EXCERPT PROVIDED
- Opening Delimiter -

Dynactin Deficiency in the CNS of Humans with Sporadic ALS and Mice with Genetically Determined Motor Neuron Degeneration

Abstract

Dynactin is a complex motor protein involved in the retrograde axonal transport disturbances of which may lead to amyotrophic lateral sclerosis (ALS). Mice with hSOD1G93A mutation develop ALS-like symptoms and are used as a model for the disease studies. Similar symptoms demonstrate Cra1 mice, with Dync1h1 mutation. Dynactin heavy (DCTN1) and light (DCTN3) subunits were studied in the CNS of humans with sporadic ALS (SALS), mice with hSOD1G93A (SOD1/+), Dync1h1 (Cra1/+), and double (Cra1/SOD1) mutation at presymptomatic and symptomatic stages. In SALS subjects, in contrast to control cases, expression of DCTN1-mRNA but not DCTN3-mRNA in the motor cortex was higher than in the sensory cortex. However, the mean levels of DCTN1-mRNA and protein were lower in both SALS cortexes and in the spinal cord than in control structures. DCTN3 was unchanged in brain cortexes but decreased in the spinal cord on both mRNA and protein levels. In all SALS tissues immunohistochemical analyses revealed degeneration and loss of neuronal cells, and poor expression of dynactin subunits. In SOD1/+ mice both subunits expression was significantly lower in the frontal cortex, spinal cord and hippocampus than in wild-type controls, especially at presymptomatic stage. Fewer changes occurred in Cra1/SOD1 and Cra1/+ mice.It can be concluded that in sporadic and SOD1-related ALS the impairment of axonal retrograde transport may be due to dynactin subunits deficiency and subsequent disturbances of the whole dynein/dynactin complex structure and function. The Dync1h1 mutation itself has slight negative effect on dynactin expression and it alleviates the changes caused by SOD1G93A mutation.

- Closing Delimiter -

REQUIRED ACTIONS
• a. Answer these questions from the dynactin abstract, one line each.
(i) What mutation do Cra1 mice carry?
(ii) In SALS subjects, in which tissue was DCTN3 decreased at both the mRNA and protein levels?
(iii) In SOD1/+ mice, at which stage was the lower expression of both subunits especially marked?
• b. For each statement, say whether the dynactin abstract supports it. Answer yes or no and quote the words that decide it.
(i) Mice with the hSOD1G93A mutation serve as a model for studying the disease.
(ii) In SALS subjects, DCTN3 levels fell in the brain cortexes.
(iii) The Dync1h1 mutation worsens the changes caused by the SOD1G93A mutation.
• c. Continue the dynactin abstract, starting after its last sentence.

LISTED ENTRIES
- Opening Delimiter -

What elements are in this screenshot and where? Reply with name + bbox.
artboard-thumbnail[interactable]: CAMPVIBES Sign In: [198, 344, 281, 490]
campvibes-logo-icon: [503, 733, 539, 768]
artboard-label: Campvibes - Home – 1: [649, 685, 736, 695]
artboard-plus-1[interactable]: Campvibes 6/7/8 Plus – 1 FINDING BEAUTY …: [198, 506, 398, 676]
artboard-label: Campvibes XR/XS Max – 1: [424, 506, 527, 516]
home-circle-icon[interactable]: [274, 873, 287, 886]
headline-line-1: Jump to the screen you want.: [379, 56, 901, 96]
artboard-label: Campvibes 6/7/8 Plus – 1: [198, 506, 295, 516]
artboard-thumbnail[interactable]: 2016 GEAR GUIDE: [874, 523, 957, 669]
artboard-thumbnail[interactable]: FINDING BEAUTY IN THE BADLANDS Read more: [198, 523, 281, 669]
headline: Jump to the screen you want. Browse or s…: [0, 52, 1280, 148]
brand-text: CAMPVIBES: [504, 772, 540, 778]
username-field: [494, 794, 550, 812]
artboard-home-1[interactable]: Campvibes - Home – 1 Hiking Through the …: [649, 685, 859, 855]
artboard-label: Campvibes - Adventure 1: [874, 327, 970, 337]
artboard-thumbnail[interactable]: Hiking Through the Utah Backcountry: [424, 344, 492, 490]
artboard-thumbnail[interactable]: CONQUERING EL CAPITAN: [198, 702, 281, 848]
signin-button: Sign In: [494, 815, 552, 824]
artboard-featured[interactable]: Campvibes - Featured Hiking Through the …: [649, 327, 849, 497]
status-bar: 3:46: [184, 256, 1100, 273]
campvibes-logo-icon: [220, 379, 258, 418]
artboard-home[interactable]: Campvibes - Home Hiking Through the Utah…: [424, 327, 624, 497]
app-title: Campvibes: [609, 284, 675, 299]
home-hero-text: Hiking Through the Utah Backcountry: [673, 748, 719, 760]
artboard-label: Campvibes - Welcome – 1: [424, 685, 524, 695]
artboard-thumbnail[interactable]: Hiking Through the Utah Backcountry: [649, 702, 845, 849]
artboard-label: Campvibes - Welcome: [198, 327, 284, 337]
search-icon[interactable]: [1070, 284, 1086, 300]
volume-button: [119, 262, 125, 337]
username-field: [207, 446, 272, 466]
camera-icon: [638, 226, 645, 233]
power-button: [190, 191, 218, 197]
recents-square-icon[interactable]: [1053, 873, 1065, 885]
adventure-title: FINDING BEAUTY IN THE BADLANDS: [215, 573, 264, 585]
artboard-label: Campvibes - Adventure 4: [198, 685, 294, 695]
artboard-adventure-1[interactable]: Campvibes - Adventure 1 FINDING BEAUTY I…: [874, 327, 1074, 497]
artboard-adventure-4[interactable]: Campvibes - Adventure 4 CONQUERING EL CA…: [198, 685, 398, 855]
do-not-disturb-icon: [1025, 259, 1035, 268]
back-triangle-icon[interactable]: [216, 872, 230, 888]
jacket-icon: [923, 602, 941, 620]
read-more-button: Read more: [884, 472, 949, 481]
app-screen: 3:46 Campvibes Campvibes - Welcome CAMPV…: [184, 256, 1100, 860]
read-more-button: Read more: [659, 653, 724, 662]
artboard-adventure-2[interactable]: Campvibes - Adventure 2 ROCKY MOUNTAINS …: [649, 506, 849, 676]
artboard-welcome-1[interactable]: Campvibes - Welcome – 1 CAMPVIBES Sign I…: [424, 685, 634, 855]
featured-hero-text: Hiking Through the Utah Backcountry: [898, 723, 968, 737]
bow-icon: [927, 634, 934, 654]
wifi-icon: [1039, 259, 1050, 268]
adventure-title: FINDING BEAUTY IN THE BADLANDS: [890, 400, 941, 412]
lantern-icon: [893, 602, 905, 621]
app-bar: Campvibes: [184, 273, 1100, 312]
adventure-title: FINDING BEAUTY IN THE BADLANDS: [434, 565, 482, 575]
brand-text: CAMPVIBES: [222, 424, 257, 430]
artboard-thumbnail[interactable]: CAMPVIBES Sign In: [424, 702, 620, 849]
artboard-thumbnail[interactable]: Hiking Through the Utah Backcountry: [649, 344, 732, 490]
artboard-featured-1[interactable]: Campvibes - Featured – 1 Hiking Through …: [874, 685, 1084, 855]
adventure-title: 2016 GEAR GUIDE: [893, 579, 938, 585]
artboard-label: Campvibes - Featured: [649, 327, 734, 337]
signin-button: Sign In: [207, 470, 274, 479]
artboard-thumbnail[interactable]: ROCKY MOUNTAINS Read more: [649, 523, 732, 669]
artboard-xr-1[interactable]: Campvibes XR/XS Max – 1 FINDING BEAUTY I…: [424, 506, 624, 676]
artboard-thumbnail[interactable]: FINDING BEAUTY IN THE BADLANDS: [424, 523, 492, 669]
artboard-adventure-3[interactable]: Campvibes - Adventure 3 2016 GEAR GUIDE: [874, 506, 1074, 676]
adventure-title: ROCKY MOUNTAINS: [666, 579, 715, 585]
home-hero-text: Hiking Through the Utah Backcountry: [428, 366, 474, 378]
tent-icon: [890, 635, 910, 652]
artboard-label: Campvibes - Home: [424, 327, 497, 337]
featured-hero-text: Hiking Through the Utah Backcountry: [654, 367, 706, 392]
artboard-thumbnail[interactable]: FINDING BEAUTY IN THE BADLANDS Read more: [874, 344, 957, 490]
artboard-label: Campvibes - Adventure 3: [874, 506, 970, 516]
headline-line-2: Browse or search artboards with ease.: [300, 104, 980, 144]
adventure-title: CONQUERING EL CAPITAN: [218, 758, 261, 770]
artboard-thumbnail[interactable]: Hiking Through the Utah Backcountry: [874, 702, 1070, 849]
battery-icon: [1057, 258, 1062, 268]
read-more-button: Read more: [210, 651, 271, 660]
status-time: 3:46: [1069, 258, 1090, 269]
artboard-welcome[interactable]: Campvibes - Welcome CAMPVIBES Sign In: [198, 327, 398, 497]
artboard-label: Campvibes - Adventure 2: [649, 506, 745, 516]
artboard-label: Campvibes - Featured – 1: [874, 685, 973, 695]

- Closing Delimiter -

RESULTS FOR THE EXERCISE
• a.
(i) A Dync1h1 mutation.
(ii) The spinal cord.
(iii) The presymptomatic stage.

• b.
(i) Yes: "Mice with hSOD1G93A mutation develop ALS-like symptoms and are used as a model for the disease studies."
(ii) No: "DCTN3 was unchanged in brain cortexes but decreased in the spinal cord on both mRNA and protein levels."
(iii) No: "it alleviates the changes caused by SOD1G93A mutation."

• c.
Fig. 1

Expression of dynactin DCTN1 and DCTN3 mRNA in the CNS of SALS and control cases. The expression was studied by real-time qPCR, as described in the Material and method section. The results were quantified as the ratio of studied dynactin (DCTN1 or DCTN3) expression to the expression of housekeeping genes (B2M and GusB; ΔCt method). No. 1–5, cases with SALS; a–e, control cases. Black bars motor cortex; striped bars sensory cortex

Fig. 2

Expression of dynactin DCTN1 and DCTN3 protein in the CNS of SALS and control cases. The expression was studied by Western blotting, as indicated in the Material and method section. Comparable amounts of protein (20 μg for DCTN1 and 40 μg for DCTN3) from representative control (no D) and SALS (no 4) brains were run in each lane. A; DCTN1: line 1 control motor cortex (optical density: OD 651), line 2 control sensory cortex (OD 847), line 3 SALS motor cortex (OD 439), line 4 SALS sensory cortex (OD 519), line 5 control spinal cord (OD 940), line 6 SALS spinal cord (OD 627). b DCTN3: line 1 control motor cortex (OD 211), line 2 control sensory cortex (OD 238), line 3 SALS motor cortex (OD 210), line 4 SALS sensory cortex (OD 290), line 5 control spinal cord (OD 180), line 6 SALS spinal cord (OD 92)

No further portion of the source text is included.